## Directive
Records follow. Copy every line with "habitant".

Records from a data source

^^^^^^^^

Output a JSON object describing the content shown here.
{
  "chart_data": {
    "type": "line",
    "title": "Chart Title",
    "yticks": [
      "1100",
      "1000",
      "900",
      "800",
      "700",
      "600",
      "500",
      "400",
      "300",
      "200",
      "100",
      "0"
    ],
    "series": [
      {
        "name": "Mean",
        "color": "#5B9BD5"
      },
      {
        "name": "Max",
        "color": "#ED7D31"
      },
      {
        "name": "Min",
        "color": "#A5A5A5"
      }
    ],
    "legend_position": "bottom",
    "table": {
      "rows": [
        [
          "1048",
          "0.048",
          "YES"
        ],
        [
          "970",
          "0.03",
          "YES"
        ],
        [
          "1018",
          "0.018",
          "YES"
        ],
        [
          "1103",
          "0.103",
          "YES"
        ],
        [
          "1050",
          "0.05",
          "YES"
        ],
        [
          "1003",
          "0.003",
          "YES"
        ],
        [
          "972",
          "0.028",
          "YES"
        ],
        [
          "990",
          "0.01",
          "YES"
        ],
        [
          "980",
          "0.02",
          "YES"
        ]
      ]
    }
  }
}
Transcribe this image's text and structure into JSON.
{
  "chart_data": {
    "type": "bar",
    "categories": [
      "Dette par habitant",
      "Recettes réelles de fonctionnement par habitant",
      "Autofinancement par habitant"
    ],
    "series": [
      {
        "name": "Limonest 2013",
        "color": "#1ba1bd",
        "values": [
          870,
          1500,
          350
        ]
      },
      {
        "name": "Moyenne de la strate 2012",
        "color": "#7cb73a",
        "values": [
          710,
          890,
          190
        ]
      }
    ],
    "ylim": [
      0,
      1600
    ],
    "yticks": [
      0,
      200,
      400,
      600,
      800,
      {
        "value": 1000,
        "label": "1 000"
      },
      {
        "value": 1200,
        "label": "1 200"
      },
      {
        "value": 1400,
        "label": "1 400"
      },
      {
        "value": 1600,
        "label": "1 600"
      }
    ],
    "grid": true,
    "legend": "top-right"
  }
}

^^^^^^^^

## Answer to this problem
      "Dette par habitant",
      "Recettes réelles de fonctionnement par habitant",
      "Autofinancement par habitant"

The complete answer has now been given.